Part of a data file ▸
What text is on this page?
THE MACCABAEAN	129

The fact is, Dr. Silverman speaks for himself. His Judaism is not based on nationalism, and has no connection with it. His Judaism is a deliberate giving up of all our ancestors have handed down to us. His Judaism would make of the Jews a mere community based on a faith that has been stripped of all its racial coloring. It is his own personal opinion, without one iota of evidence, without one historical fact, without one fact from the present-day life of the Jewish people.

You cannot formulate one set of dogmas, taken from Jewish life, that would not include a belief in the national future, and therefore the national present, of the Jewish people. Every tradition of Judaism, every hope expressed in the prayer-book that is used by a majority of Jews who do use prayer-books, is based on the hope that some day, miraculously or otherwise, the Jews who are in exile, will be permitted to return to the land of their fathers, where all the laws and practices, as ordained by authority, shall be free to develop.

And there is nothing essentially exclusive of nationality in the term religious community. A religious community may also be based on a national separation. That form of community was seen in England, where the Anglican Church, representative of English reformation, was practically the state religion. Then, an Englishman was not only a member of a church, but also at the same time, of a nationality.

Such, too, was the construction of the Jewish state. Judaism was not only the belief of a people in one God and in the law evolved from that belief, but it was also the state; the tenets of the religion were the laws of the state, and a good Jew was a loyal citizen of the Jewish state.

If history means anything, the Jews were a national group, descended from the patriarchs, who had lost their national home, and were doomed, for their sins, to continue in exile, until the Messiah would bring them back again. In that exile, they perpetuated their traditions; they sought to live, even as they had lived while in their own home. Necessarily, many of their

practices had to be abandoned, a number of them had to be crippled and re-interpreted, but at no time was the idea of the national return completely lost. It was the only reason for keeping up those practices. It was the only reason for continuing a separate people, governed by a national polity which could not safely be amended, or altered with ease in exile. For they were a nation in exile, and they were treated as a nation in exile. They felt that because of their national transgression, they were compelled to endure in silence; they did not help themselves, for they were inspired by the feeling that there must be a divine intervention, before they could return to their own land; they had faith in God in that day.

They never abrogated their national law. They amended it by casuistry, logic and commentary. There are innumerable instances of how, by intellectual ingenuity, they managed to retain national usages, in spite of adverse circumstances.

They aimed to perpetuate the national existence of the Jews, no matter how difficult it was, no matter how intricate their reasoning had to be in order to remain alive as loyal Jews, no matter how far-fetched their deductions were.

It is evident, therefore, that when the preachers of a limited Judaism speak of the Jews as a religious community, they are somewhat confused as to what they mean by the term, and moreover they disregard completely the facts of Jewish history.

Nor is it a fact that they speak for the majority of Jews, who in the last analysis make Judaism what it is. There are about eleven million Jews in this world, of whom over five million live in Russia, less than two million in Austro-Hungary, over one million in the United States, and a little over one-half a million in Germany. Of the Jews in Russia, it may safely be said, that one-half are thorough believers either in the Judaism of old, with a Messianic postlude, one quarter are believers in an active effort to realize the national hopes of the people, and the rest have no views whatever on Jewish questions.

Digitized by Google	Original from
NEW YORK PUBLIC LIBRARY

--

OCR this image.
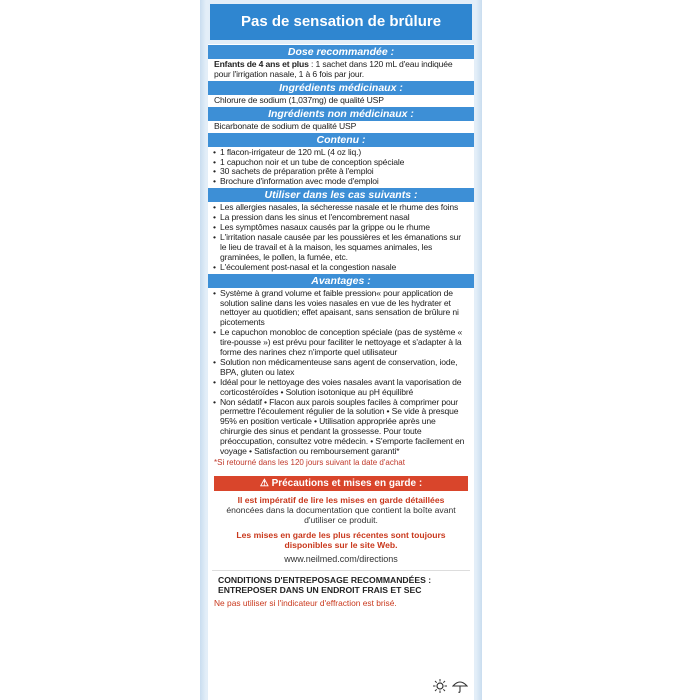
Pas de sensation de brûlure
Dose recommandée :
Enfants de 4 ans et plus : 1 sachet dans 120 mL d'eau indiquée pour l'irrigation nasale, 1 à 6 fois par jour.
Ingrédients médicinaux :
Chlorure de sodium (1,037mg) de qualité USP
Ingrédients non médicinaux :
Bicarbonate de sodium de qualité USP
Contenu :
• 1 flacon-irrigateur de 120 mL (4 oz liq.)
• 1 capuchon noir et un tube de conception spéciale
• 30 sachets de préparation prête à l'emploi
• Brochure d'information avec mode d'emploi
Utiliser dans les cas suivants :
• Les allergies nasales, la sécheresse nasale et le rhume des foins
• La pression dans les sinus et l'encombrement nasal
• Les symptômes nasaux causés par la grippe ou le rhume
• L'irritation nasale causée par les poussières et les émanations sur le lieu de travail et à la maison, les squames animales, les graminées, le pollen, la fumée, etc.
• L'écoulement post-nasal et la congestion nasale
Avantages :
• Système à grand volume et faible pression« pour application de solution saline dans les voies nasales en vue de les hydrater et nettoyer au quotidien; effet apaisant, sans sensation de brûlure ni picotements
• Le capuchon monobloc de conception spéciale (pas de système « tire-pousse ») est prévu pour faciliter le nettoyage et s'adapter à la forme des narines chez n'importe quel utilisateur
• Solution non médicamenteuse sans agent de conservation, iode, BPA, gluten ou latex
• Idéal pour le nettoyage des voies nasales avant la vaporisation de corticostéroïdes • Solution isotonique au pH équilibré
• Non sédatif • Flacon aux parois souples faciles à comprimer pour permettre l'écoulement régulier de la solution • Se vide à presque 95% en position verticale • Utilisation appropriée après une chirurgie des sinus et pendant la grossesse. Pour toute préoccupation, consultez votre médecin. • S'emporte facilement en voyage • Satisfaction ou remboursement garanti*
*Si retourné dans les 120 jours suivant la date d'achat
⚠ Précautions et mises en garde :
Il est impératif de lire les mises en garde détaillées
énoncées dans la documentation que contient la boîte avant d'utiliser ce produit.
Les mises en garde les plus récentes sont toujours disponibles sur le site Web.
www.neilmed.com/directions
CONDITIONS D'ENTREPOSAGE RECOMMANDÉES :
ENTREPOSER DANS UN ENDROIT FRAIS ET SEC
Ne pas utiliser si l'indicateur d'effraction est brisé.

---

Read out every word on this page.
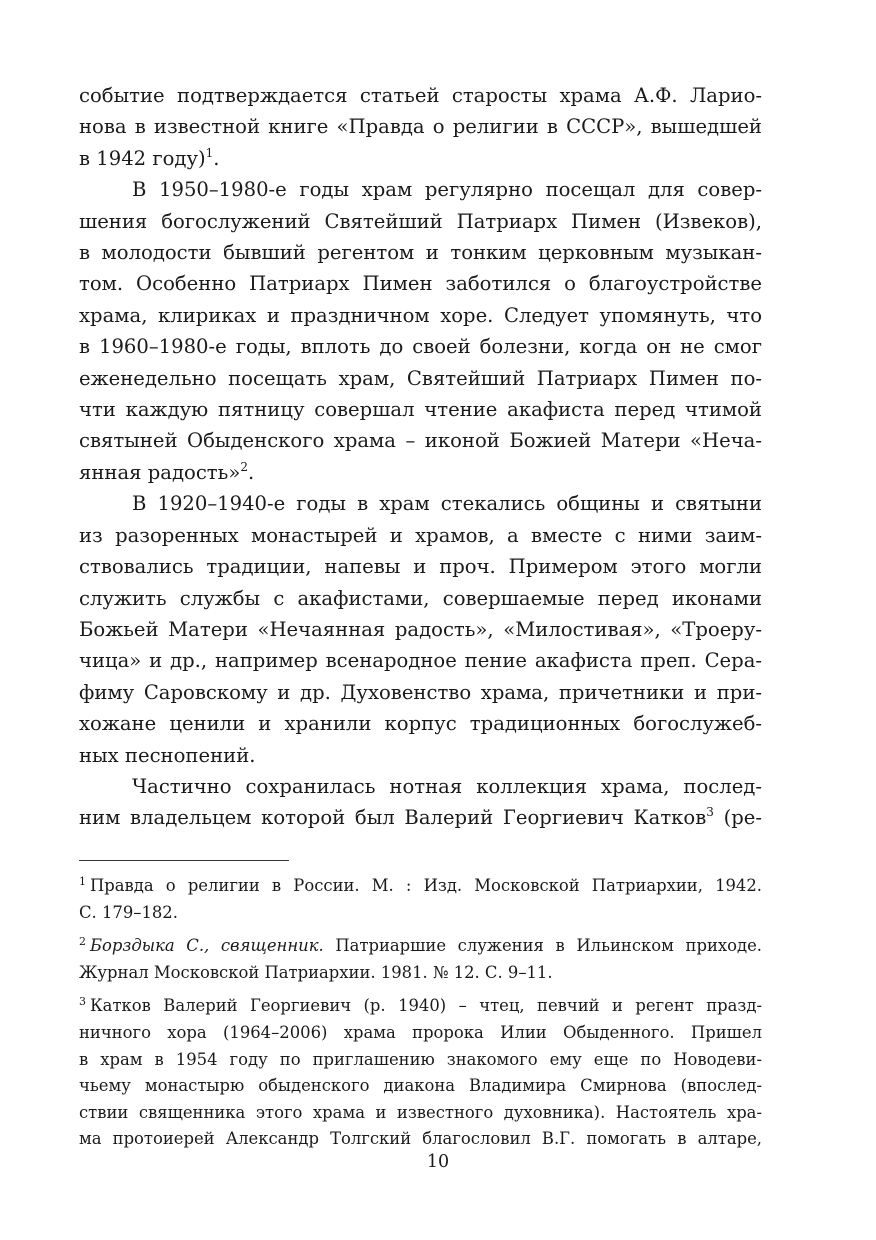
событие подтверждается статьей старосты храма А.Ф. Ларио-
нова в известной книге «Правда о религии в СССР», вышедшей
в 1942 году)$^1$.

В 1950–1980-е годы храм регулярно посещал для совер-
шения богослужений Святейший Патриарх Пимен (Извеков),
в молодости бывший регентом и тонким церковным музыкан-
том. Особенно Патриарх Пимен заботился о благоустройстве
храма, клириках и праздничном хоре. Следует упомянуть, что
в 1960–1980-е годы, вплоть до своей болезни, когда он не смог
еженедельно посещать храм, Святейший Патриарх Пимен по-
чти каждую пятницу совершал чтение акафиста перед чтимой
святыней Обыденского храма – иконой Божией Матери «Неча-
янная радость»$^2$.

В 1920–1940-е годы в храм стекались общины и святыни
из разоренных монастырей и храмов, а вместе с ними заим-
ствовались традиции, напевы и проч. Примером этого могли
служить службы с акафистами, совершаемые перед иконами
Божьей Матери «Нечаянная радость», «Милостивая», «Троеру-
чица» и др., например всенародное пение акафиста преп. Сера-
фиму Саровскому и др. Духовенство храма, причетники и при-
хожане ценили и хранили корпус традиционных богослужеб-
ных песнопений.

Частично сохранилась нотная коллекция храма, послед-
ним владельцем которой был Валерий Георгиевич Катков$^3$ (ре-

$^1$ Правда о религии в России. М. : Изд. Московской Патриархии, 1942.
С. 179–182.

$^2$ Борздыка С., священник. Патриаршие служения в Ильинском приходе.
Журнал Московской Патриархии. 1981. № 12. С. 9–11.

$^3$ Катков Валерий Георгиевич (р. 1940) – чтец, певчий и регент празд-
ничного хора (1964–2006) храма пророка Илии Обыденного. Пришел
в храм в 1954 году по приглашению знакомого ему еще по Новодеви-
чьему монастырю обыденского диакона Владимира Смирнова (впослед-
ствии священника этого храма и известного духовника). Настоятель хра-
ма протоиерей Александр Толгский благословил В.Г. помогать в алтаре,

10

INSTRUCTIONS FOR THE TASK ▸ Go through the listing above and locate each line that holds the word "годы". Copy those lines.

SOLUTION TO THIS TASK ▸
В 1950–1980-е годы храм регулярно посещал для совер-
в 1960–1980-е годы, вплоть до своей болезни, когда он не смог
В 1920–1940-е годы в храм стекались общины и святыни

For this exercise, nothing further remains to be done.